--- start of AVAILABLE RECORDS ---

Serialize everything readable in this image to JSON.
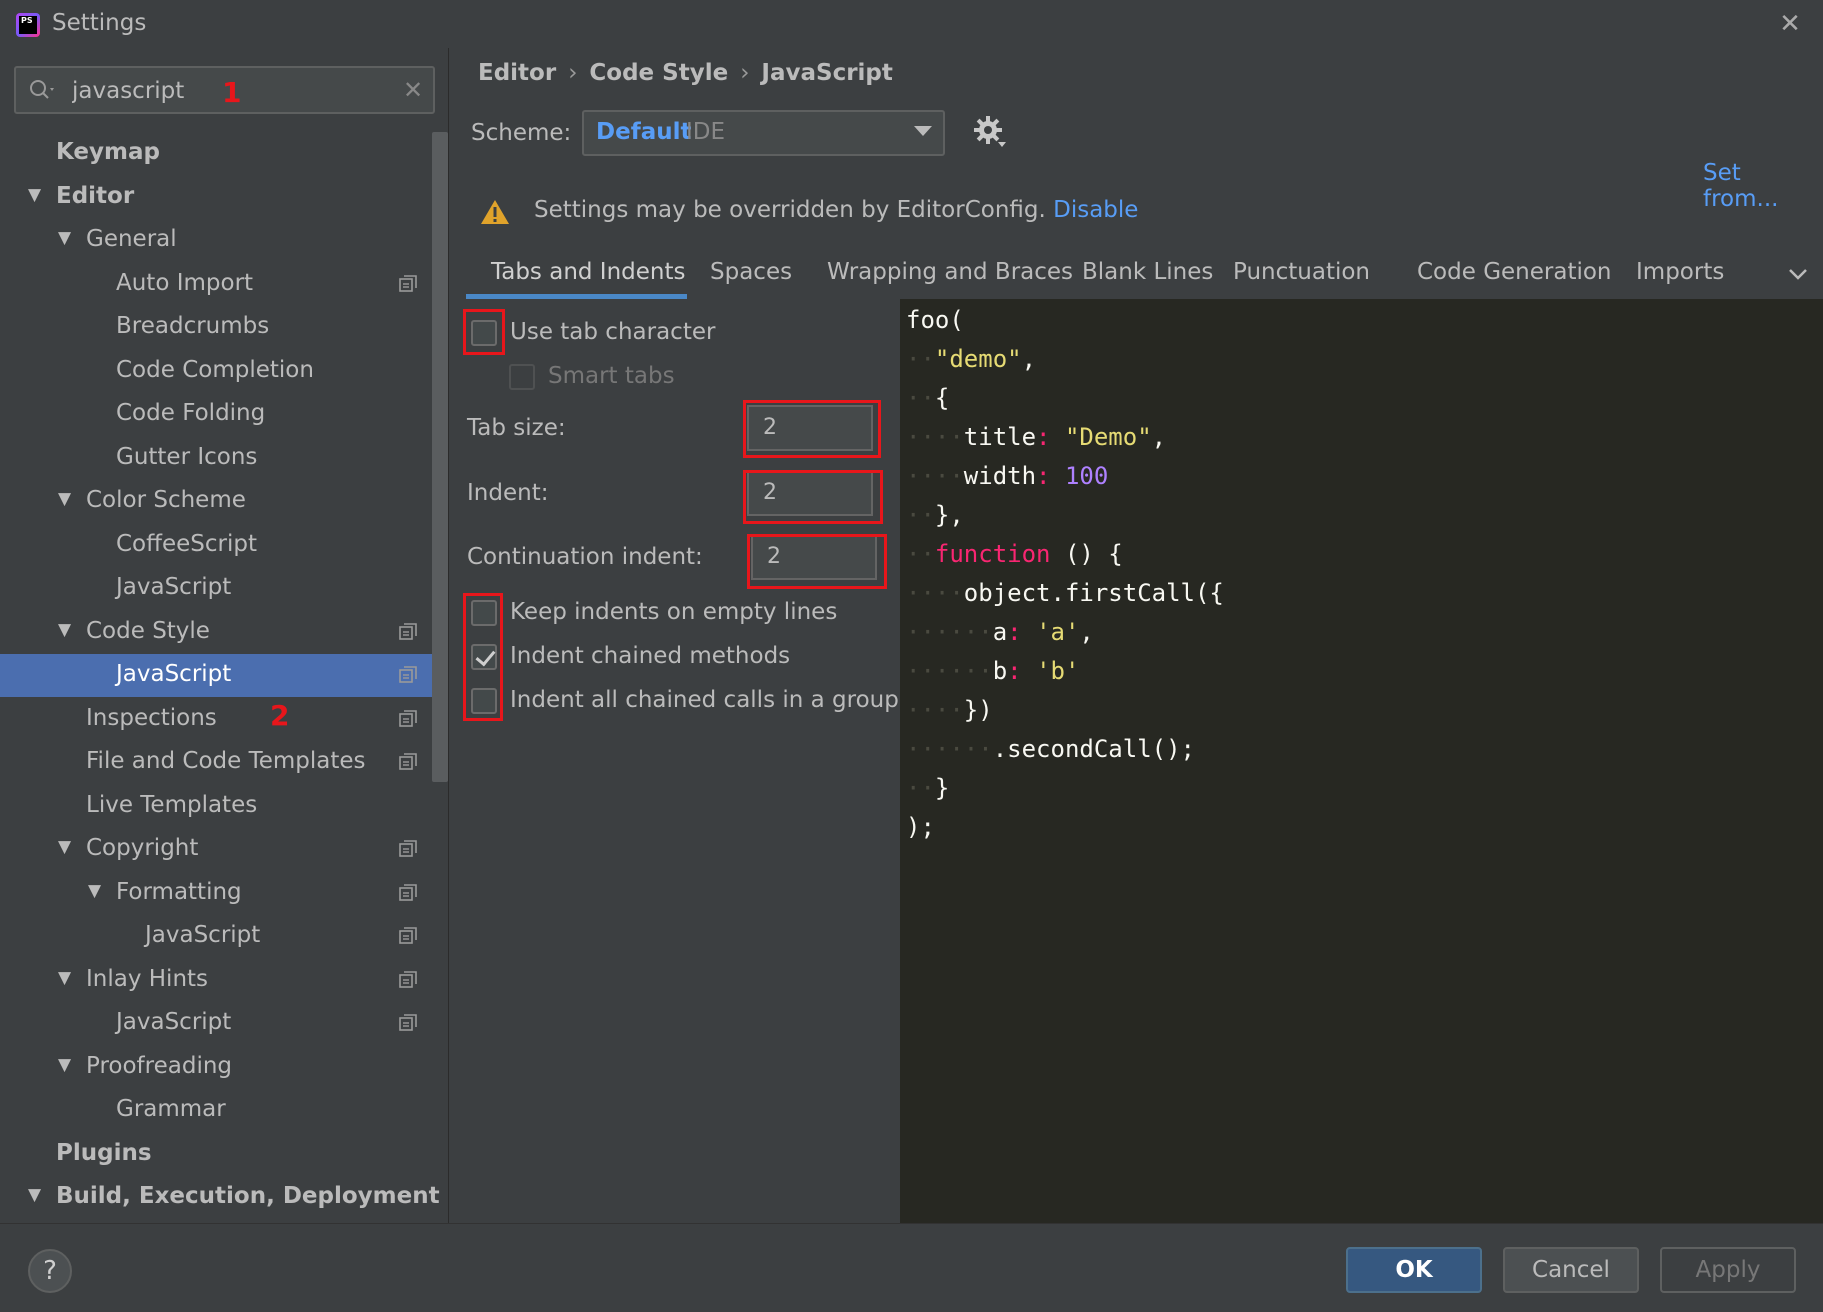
{
  "window": {
    "title": "Settings"
  },
  "search": {
    "value": "javascript",
    "annotation": "1"
  },
  "sidebar": {
    "selected_annotation": "2",
    "items": [
      {
        "label": "Keymap",
        "level": 0,
        "bold": true,
        "arrow": false,
        "copy": false,
        "selected": false
      },
      {
        "label": "Editor",
        "level": 0,
        "bold": true,
        "arrow": true,
        "copy": false,
        "selected": false
      },
      {
        "label": "General",
        "level": 1,
        "bold": false,
        "arrow": true,
        "copy": false,
        "selected": false
      },
      {
        "label": "Auto Import",
        "level": 2,
        "bold": false,
        "arrow": false,
        "copy": true,
        "selected": false
      },
      {
        "label": "Breadcrumbs",
        "level": 2,
        "bold": false,
        "arrow": false,
        "copy": false,
        "selected": false
      },
      {
        "label": "Code Completion",
        "level": 2,
        "bold": false,
        "arrow": false,
        "copy": false,
        "selected": false
      },
      {
        "label": "Code Folding",
        "level": 2,
        "bold": false,
        "arrow": false,
        "copy": false,
        "selected": false
      },
      {
        "label": "Gutter Icons",
        "level": 2,
        "bold": false,
        "arrow": false,
        "copy": false,
        "selected": false
      },
      {
        "label": "Color Scheme",
        "level": 1,
        "bold": false,
        "arrow": true,
        "copy": false,
        "selected": false
      },
      {
        "label": "CoffeeScript",
        "level": 2,
        "bold": false,
        "arrow": false,
        "copy": false,
        "selected": false
      },
      {
        "label": "JavaScript",
        "level": 2,
        "bold": false,
        "arrow": false,
        "copy": false,
        "selected": false
      },
      {
        "label": "Code Style",
        "level": 1,
        "bold": false,
        "arrow": true,
        "copy": true,
        "selected": false
      },
      {
        "label": "JavaScript",
        "level": 2,
        "bold": false,
        "arrow": false,
        "copy": true,
        "selected": true
      },
      {
        "label": "Inspections",
        "level": 1,
        "bold": false,
        "arrow": false,
        "copy": true,
        "selected": false
      },
      {
        "label": "File and Code Templates",
        "level": 1,
        "bold": false,
        "arrow": false,
        "copy": true,
        "selected": false
      },
      {
        "label": "Live Templates",
        "level": 1,
        "bold": false,
        "arrow": false,
        "copy": false,
        "selected": false
      },
      {
        "label": "Copyright",
        "level": 1,
        "bold": false,
        "arrow": true,
        "copy": true,
        "selected": false
      },
      {
        "label": "Formatting",
        "level": 2,
        "bold": false,
        "arrow": true,
        "copy": true,
        "selected": false
      },
      {
        "label": "JavaScript",
        "level": 3,
        "bold": false,
        "arrow": false,
        "copy": true,
        "selected": false
      },
      {
        "label": "Inlay Hints",
        "level": 1,
        "bold": false,
        "arrow": true,
        "copy": true,
        "selected": false
      },
      {
        "label": "JavaScript",
        "level": 2,
        "bold": false,
        "arrow": false,
        "copy": true,
        "selected": false
      },
      {
        "label": "Proofreading",
        "level": 1,
        "bold": false,
        "arrow": true,
        "copy": false,
        "selected": false
      },
      {
        "label": "Grammar",
        "level": 2,
        "bold": false,
        "arrow": false,
        "copy": false,
        "selected": false
      },
      {
        "label": "Plugins",
        "level": 0,
        "bold": true,
        "arrow": false,
        "copy": false,
        "selected": false
      },
      {
        "label": "Build, Execution, Deployment",
        "level": 0,
        "bold": true,
        "arrow": true,
        "copy": false,
        "selected": false
      }
    ]
  },
  "breadcrumb": {
    "items": [
      "Editor",
      "Code Style",
      "JavaScript"
    ],
    "separator": "›"
  },
  "scheme": {
    "label": "Scheme:",
    "name": "Default",
    "sub": "IDE"
  },
  "set_from": "Set from...",
  "warning": {
    "text": "Settings may be overridden by EditorConfig.",
    "link": "Disable"
  },
  "tabs": [
    {
      "label": "Tabs and Indents",
      "active": true
    },
    {
      "label": "Spaces",
      "active": false
    },
    {
      "label": "Wrapping and Braces",
      "active": false
    },
    {
      "label": "Blank Lines",
      "active": false
    },
    {
      "label": "Punctuation",
      "active": false
    },
    {
      "label": "Code Generation",
      "active": false
    },
    {
      "label": "Imports",
      "active": false
    }
  ],
  "options": {
    "use_tab": {
      "label": "Use tab character",
      "checked": false
    },
    "smart_tabs": {
      "label": "Smart tabs",
      "checked": false
    },
    "tab_size": {
      "label": "Tab size:",
      "value": "2"
    },
    "indent": {
      "label": "Indent:",
      "value": "2"
    },
    "continuation": {
      "label": "Continuation indent:",
      "value": "2"
    },
    "keep_indents": {
      "label": "Keep indents on empty lines",
      "checked": false
    },
    "indent_chained": {
      "label": "Indent chained methods",
      "checked": true
    },
    "indent_all_chained": {
      "label": "Indent all chained calls in a group",
      "checked": false
    }
  },
  "code_preview": [
    [
      [
        "",
        "foo("
      ]
    ],
    [
      [
        "ws",
        "··"
      ],
      [
        "str",
        "\"demo\""
      ],
      [
        "",
        ","
      ]
    ],
    [
      [
        "ws",
        "··"
      ],
      [
        "",
        "{"
      ]
    ],
    [
      [
        "ws",
        "····"
      ],
      [
        "",
        "title"
      ],
      [
        "pn",
        ":"
      ],
      [
        "",
        " "
      ],
      [
        "str",
        "\"Demo\""
      ],
      [
        "",
        ","
      ]
    ],
    [
      [
        "ws",
        "····"
      ],
      [
        "",
        "width"
      ],
      [
        "pn",
        ":"
      ],
      [
        "",
        " "
      ],
      [
        "num",
        "100"
      ]
    ],
    [
      [
        "ws",
        "··"
      ],
      [
        "",
        "},"
      ]
    ],
    [
      [
        "ws",
        "··"
      ],
      [
        "kw",
        "function"
      ],
      [
        "",
        " () {"
      ]
    ],
    [
      [
        "ws",
        "····"
      ],
      [
        "",
        "object.firstCall({"
      ]
    ],
    [
      [
        "ws",
        "······"
      ],
      [
        "",
        "a"
      ],
      [
        "pn",
        ":"
      ],
      [
        "",
        " "
      ],
      [
        "str",
        "'a'"
      ],
      [
        "",
        ","
      ]
    ],
    [
      [
        "ws",
        "······"
      ],
      [
        "",
        "b"
      ],
      [
        "pn",
        ":"
      ],
      [
        "",
        " "
      ],
      [
        "str",
        "'b'"
      ]
    ],
    [
      [
        "ws",
        "····"
      ],
      [
        "",
        "})"
      ]
    ],
    [
      [
        "ws",
        "······"
      ],
      [
        "",
        ".secondCall();"
      ]
    ],
    [
      [
        "ws",
        "··"
      ],
      [
        "",
        "}"
      ]
    ],
    [
      [
        "",
        ");"
      ]
    ]
  ],
  "buttons": {
    "ok": "OK",
    "cancel": "Cancel",
    "apply": "Apply",
    "help": "?"
  }
}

--- end of AVAILABLE RECORDS ---

EXERCISE DESCRIPTION:
Which lines of the material contain the string "Settings"? List each of them.

RESPONSE:
    "title": "Settings"
    "text": "Settings may be overridden by EditorConfig.",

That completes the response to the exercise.